MATERIAL FOR THIS TASK:

╭──

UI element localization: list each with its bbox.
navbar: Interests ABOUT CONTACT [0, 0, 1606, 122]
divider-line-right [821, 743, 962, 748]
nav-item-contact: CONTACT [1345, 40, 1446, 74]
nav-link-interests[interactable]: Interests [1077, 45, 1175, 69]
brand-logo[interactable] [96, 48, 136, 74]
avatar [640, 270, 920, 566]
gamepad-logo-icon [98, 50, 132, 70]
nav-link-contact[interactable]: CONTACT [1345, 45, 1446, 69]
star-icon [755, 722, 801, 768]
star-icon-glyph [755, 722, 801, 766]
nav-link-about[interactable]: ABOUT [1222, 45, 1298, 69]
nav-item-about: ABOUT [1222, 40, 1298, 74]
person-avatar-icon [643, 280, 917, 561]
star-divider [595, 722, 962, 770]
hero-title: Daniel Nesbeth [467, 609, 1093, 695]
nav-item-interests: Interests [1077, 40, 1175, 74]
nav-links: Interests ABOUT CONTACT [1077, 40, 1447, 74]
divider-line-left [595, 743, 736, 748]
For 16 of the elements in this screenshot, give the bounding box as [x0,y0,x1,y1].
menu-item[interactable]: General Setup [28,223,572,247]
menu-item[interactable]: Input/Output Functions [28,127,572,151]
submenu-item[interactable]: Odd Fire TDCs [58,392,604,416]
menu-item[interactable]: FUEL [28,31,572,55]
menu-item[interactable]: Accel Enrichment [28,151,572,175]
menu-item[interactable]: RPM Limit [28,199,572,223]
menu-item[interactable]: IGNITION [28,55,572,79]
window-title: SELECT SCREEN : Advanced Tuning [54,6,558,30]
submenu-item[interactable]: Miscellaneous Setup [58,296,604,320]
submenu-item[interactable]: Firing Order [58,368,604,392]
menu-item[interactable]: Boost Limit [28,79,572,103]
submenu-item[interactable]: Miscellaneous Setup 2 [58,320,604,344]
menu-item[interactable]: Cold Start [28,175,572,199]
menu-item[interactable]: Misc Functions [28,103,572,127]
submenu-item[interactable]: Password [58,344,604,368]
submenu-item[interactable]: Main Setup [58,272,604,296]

╰──

EXERCISE OBJECTIVE: Arrange every line of the items above as a numbered list, leaving out any blank lines.

OUTPUT OF THE TASK:
1. UI element localization: list each with its bbox.
2. navbar: Interests ABOUT CONTACT [0, 0, 1606, 122]
3. divider-line-right [821, 743, 962, 748]
4. nav-item-contact: CONTACT [1345, 40, 1446, 74]
5. nav-link-interests[interactable]: Interests [1077, 45, 1175, 69]
6. brand-logo[interactable] [96, 48, 136, 74]
7. avatar [640, 270, 920, 566]
8. gamepad-logo-icon [98, 50, 132, 70]
9. nav-link-contact[interactable]: CONTACT [1345, 45, 1446, 69]
10. star-icon [755, 722, 801, 768]
11. star-icon-glyph [755, 722, 801, 766]
12. nav-link-about[interactable]: ABOUT [1222, 45, 1298, 69]
13. nav-item-about: ABOUT [1222, 40, 1298, 74]
14. person-avatar-icon [643, 280, 917, 561]
15. star-divider [595, 722, 962, 770]
16. hero-title: Daniel Nesbeth [467, 609, 1093, 695]
17. nav-item-interests: Interests [1077, 40, 1175, 74]
18. nav-links: Interests ABOUT CONTACT [1077, 40, 1447, 74]
19. divider-line-left [595, 743, 736, 748]
20. For 16 of the elements in this screenshot, give the bounding box as [x0,y0,x1,y1].
21. menu-item[interactable]: General Setup [28,223,572,247]
22. menu-item[interactable]: Input/Output Functions [28,127,572,151]
23. submenu-item[interactable]: Odd Fire TDCs [58,392,604,416]
24. menu-item[interactable]: FUEL [28,31,572,55]
25. menu-item[interactable]: Accel Enrichment [28,151,572,175]
26. menu-item[interactable]: RPM Limit [28,199,572,223]
27. menu-item[interactable]: IGNITION [28,55,572,79]
28. window-title: SELECT SCREEN : Advanced Tuning [54,6,558,30]
29. submenu-item[interactable]: Miscellaneous Setup [58,296,604,320]
30. submenu-item[interactable]: Firing Order [58,368,604,392]
31. menu-item[interactable]: Boost Limit [28,79,572,103]
32. submenu-item[interactable]: Miscellaneous Setup 2 [58,320,604,344]
33. menu-item[interactable]: Cold Start [28,175,572,199]
34. menu-item[interactable]: Misc Functions [28,103,572,127]
35. submenu-item[interactable]: Password [58,344,604,368]
36. submenu-item[interactable]: Main Setup [58,272,604,296]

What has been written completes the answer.